● MATERIAL:
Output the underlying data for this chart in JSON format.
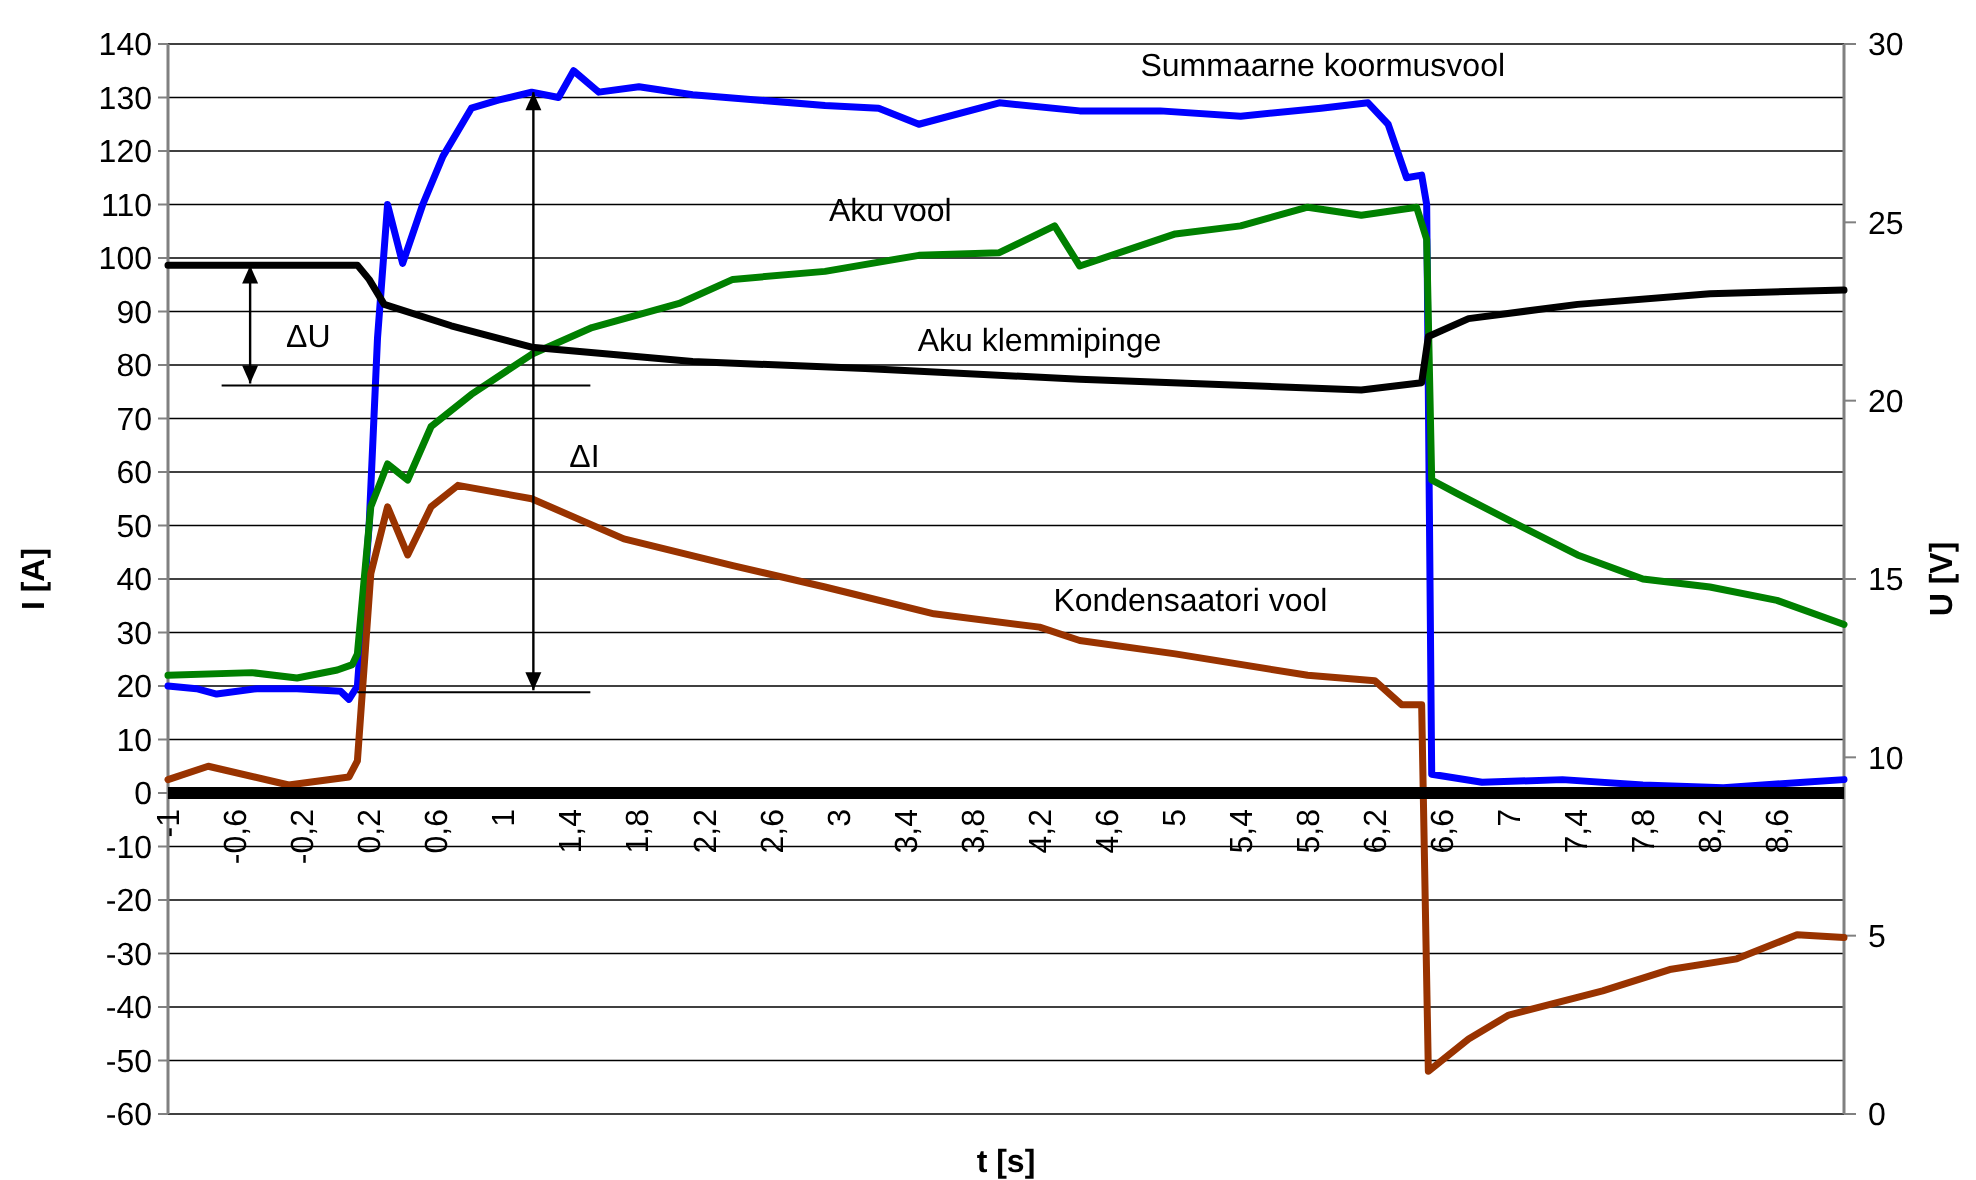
{
  "chart_data": {
    "type": "line",
    "xlabel": "t [s]",
    "ylabel": "I [A]",
    "y2label": "U [V]",
    "xlim": [
      -1,
      9
    ],
    "xticks": [
      -1,
      {
        "value": -0.6,
        "label": "-0,6"
      },
      {
        "value": -0.2,
        "label": "-0,2"
      },
      {
        "value": 0.2,
        "label": "0,2"
      },
      {
        "value": 0.6,
        "label": "0,6"
      },
      1,
      {
        "value": 1.4,
        "label": "1,4"
      },
      {
        "value": 1.8,
        "label": "1,8"
      },
      {
        "value": 2.2,
        "label": "2,2"
      },
      {
        "value": 2.6,
        "label": "2,6"
      },
      3,
      {
        "value": 3.4,
        "label": "3,4"
      },
      {
        "value": 3.8,
        "label": "3,8"
      },
      {
        "value": 4.2,
        "label": "4,2"
      },
      {
        "value": 4.6,
        "label": "4,6"
      },
      5,
      {
        "value": 5.4,
        "label": "5,4"
      },
      {
        "value": 5.8,
        "label": "5,8"
      },
      {
        "value": 6.2,
        "label": "6,2"
      },
      {
        "value": 6.6,
        "label": "6,6"
      },
      7,
      {
        "value": 7.4,
        "label": "7,4"
      },
      {
        "value": 7.8,
        "label": "7,8"
      },
      {
        "value": 8.2,
        "label": "8,2"
      },
      {
        "value": 8.6,
        "label": "8,6"
      }
    ],
    "ylim": [
      -60,
      140
    ],
    "yticks": [
      -60,
      -50,
      -40,
      -30,
      -20,
      -10,
      0,
      10,
      20,
      30,
      40,
      50,
      60,
      70,
      80,
      90,
      100,
      110,
      120,
      130,
      140
    ],
    "y2lim": [
      0,
      30
    ],
    "y2ticks": [
      0,
      5,
      10,
      15,
      20,
      25,
      30
    ],
    "grid": "y",
    "marker": "none",
    "line_style": "solid",
    "annotations": [
      {
        "text": "ΔU",
        "x": -0.51,
        "y": 98.6
      },
      "ΔI"
    ],
    "series": [
      {
        "name": "Summaarne koormusvool",
        "color": "#0000ff",
        "x": [
          -1,
          -0.83,
          -0.71,
          -0.47,
          -0.23,
          0.03,
          0.08,
          0.13,
          0.2,
          0.25,
          0.31,
          0.4,
          0.52,
          0.64,
          0.81,
          0.97,
          1.17,
          1.33,
          1.42,
          1.57,
          1.81,
          2.13,
          2.53,
          2.92,
          3.24,
          3.48,
          3.96,
          4.44,
          4.92,
          5.4,
          5.88,
          6.16,
          6.28,
          6.39,
          6.48,
          6.51,
          6.54,
          6.84,
          7.32,
          7.8,
          8.28,
          8.76,
          9
        ],
        "values": [
          20,
          19.5,
          18.5,
          19.5,
          19.5,
          19,
          17.5,
          20,
          50,
          85,
          110,
          99,
          110,
          119,
          128,
          129.5,
          131,
          130,
          135,
          131,
          132,
          130.5,
          129.5,
          128.5,
          128,
          125,
          129,
          127.5,
          127.5,
          126.5,
          128,
          129,
          125,
          115,
          115.5,
          110,
          3.5,
          2,
          2.5,
          1.5,
          1,
          2,
          2.5
        ]
      },
      {
        "name": "Aku vool",
        "color": "#008000",
        "x": [
          -1,
          -0.5,
          -0.23,
          0.01,
          0.1,
          0.13,
          0.21,
          0.31,
          0.43,
          0.57,
          0.81,
          1.17,
          1.53,
          2.05,
          2.37,
          2.92,
          3.48,
          3.96,
          4.29,
          4.44,
          5.01,
          5.4,
          5.8,
          6.12,
          6.45,
          6.51,
          6.54,
          6.69,
          7,
          7.41,
          7.8,
          8.2,
          8.6,
          9
        ],
        "values": [
          22,
          22.5,
          21.5,
          23,
          24,
          26,
          53.5,
          61.5,
          58.5,
          68.5,
          74.5,
          82,
          87,
          91.5,
          96,
          97.5,
          100.5,
          101,
          106,
          98.5,
          104.5,
          106,
          109.5,
          108,
          109.5,
          103.5,
          58.5,
          56,
          51,
          44.5,
          40,
          38.5,
          36,
          31.5
        ]
      },
      {
        "name": "Aku klemmipinge",
        "color": "#000000",
        "axis": "y2",
        "x": [
          -1,
          0.13,
          0.2,
          0.29,
          0.69,
          1.17,
          2.13,
          3.16,
          4.44,
          6.12,
          6.48,
          6.52,
          6.76,
          7.41,
          8.2,
          9
        ],
        "values": [
          23.8,
          23.8,
          23.4,
          22.7,
          22.1,
          21.5,
          21.1,
          20.9,
          20.6,
          20.3,
          20.5,
          21.8,
          22.3,
          22.7,
          23,
          23.1
        ]
      },
      {
        "name": "Kondensaatori vool",
        "color": "#993300",
        "x": [
          -1,
          -0.76,
          -0.28,
          0.08,
          0.13,
          0.21,
          0.31,
          0.43,
          0.57,
          0.73,
          1.17,
          1.72,
          2.37,
          2.92,
          3.57,
          4.2,
          4.44,
          5.01,
          5.8,
          6.2,
          6.36,
          6.48,
          6.52,
          6.76,
          7,
          7.56,
          7.96,
          8.36,
          8.72,
          9
        ],
        "values": [
          2.5,
          5,
          1.5,
          3,
          6,
          41,
          53.5,
          44.5,
          53.5,
          57.5,
          55,
          47.5,
          42.5,
          38.5,
          33.5,
          31,
          28.5,
          26,
          22,
          21,
          16.5,
          16.5,
          -52,
          -46,
          -41.5,
          -37,
          -33,
          -31,
          -26.5,
          -27
        ]
      }
    ]
  }
}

● DIRECTION: Restate the records above in full, word for word. Keep pictures out.

● THE REPLY:
Output the underlying data for this chart in JSON format.
{
  "chart_data": {
    "type": "line",
    "xlabel": "t [s]",
    "ylabel": "I [A]",
    "y2label": "U [V]",
    "xlim": [
      -1,
      9
    ],
    "xticks": [
      -1,
      {
        "value": -0.6,
        "label": "-0,6"
      },
      {
        "value": -0.2,
        "label": "-0,2"
      },
      {
        "value": 0.2,
        "label": "0,2"
      },
      {
        "value": 0.6,
        "label": "0,6"
      },
      1,
      {
        "value": 1.4,
        "label": "1,4"
      },
      {
        "value": 1.8,
        "label": "1,8"
      },
      {
        "value": 2.2,
        "label": "2,2"
      },
      {
        "value": 2.6,
        "label": "2,6"
      },
      3,
      {
        "value": 3.4,
        "label": "3,4"
      },
      {
        "value": 3.8,
        "label": "3,8"
      },
      {
        "value": 4.2,
        "label": "4,2"
      },
      {
        "value": 4.6,
        "label": "4,6"
      },
      5,
      {
        "value": 5.4,
        "label": "5,4"
      },
      {
        "value": 5.8,
        "label": "5,8"
      },
      {
        "value": 6.2,
        "label": "6,2"
      },
      {
        "value": 6.6,
        "label": "6,6"
      },
      7,
      {
        "value": 7.4,
        "label": "7,4"
      },
      {
        "value": 7.8,
        "label": "7,8"
      },
      {
        "value": 8.2,
        "label": "8,2"
      },
      {
        "value": 8.6,
        "label": "8,6"
      }
    ],
    "ylim": [
      -60,
      140
    ],
    "yticks": [
      -60,
      -50,
      -40,
      -30,
      -20,
      -10,
      0,
      10,
      20,
      30,
      40,
      50,
      60,
      70,
      80,
      90,
      100,
      110,
      120,
      130,
      140
    ],
    "y2lim": [
      0,
      30
    ],
    "y2ticks": [
      0,
      5,
      10,
      15,
      20,
      25,
      30
    ],
    "grid": "y",
    "marker": "none",
    "line_style": "solid",
    "annotations": [
      {
        "text": "ΔU",
        "x": -0.51,
        "y": 98.6
      },
      "ΔI"
    ],
    "series": [
      {
        "name": "Summaarne koormusvool",
        "color": "#0000ff",
        "x": [
          -1,
          -0.83,
          -0.71,
          -0.47,
          -0.23,
          0.03,
          0.08,
          0.13,
          0.2,
          0.25,
          0.31,
          0.4,
          0.52,
          0.64,
          0.81,
          0.97,
          1.17,
          1.33,
          1.42,
          1.57,
          1.81,
          2.13,
          2.53,
          2.92,
          3.24,
          3.48,
          3.96,
          4.44,
          4.92,
          5.4,
          5.88,
          6.16,
          6.28,
          6.39,
          6.48,
          6.51,
          6.54,
          6.84,
          7.32,
          7.8,
          8.28,
          8.76,
          9
        ],
        "values": [
          20,
          19.5,
          18.5,
          19.5,
          19.5,
          19,
          17.5,
          20,
          50,
          85,
          110,
          99,
          110,
          119,
          128,
          129.5,
          131,
          130,
          135,
          131,
          132,
          130.5,
          129.5,
          128.5,
          128,
          125,
          129,
          127.5,
          127.5,
          126.5,
          128,
          129,
          125,
          115,
          115.5,
          110,
          3.5,
          2,
          2.5,
          1.5,
          1,
          2,
          2.5
        ]
      },
      {
        "name": "Aku vool",
        "color": "#008000",
        "x": [
          -1,
          -0.5,
          -0.23,
          0.01,
          0.1,
          0.13,
          0.21,
          0.31,
          0.43,
          0.57,
          0.81,
          1.17,
          1.53,
          2.05,
          2.37,
          2.92,
          3.48,
          3.96,
          4.29,
          4.44,
          5.01,
          5.4,
          5.8,
          6.12,
          6.45,
          6.51,
          6.54,
          6.69,
          7,
          7.41,
          7.8,
          8.2,
          8.6,
          9
        ],
        "values": [
          22,
          22.5,
          21.5,
          23,
          24,
          26,
          53.5,
          61.5,
          58.5,
          68.5,
          74.5,
          82,
          87,
          91.5,
          96,
          97.5,
          100.5,
          101,
          106,
          98.5,
          104.5,
          106,
          109.5,
          108,
          109.5,
          103.5,
          58.5,
          56,
          51,
          44.5,
          40,
          38.5,
          36,
          31.5
        ]
      },
      {
        "name": "Aku klemmipinge",
        "color": "#000000",
        "axis": "y2",
        "x": [
          -1,
          0.13,
          0.2,
          0.29,
          0.69,
          1.17,
          2.13,
          3.16,
          4.44,
          6.12,
          6.48,
          6.52,
          6.76,
          7.41,
          8.2,
          9
        ],
        "values": [
          23.8,
          23.8,
          23.4,
          22.7,
          22.1,
          21.5,
          21.1,
          20.9,
          20.6,
          20.3,
          20.5,
          21.8,
          22.3,
          22.7,
          23,
          23.1
        ]
      },
      {
        "name": "Kondensaatori vool",
        "color": "#993300",
        "x": [
          -1,
          -0.76,
          -0.28,
          0.08,
          0.13,
          0.21,
          0.31,
          0.43,
          0.57,
          0.73,
          1.17,
          1.72,
          2.37,
          2.92,
          3.57,
          4.2,
          4.44,
          5.01,
          5.8,
          6.2,
          6.36,
          6.48,
          6.52,
          6.76,
          7,
          7.56,
          7.96,
          8.36,
          8.72,
          9
        ],
        "values": [
          2.5,
          5,
          1.5,
          3,
          6,
          41,
          53.5,
          44.5,
          53.5,
          57.5,
          55,
          47.5,
          42.5,
          38.5,
          33.5,
          31,
          28.5,
          26,
          22,
          21,
          16.5,
          16.5,
          -52,
          -46,
          -41.5,
          -37,
          -33,
          -31,
          -26.5,
          -27
        ]
      }
    ]
  }
}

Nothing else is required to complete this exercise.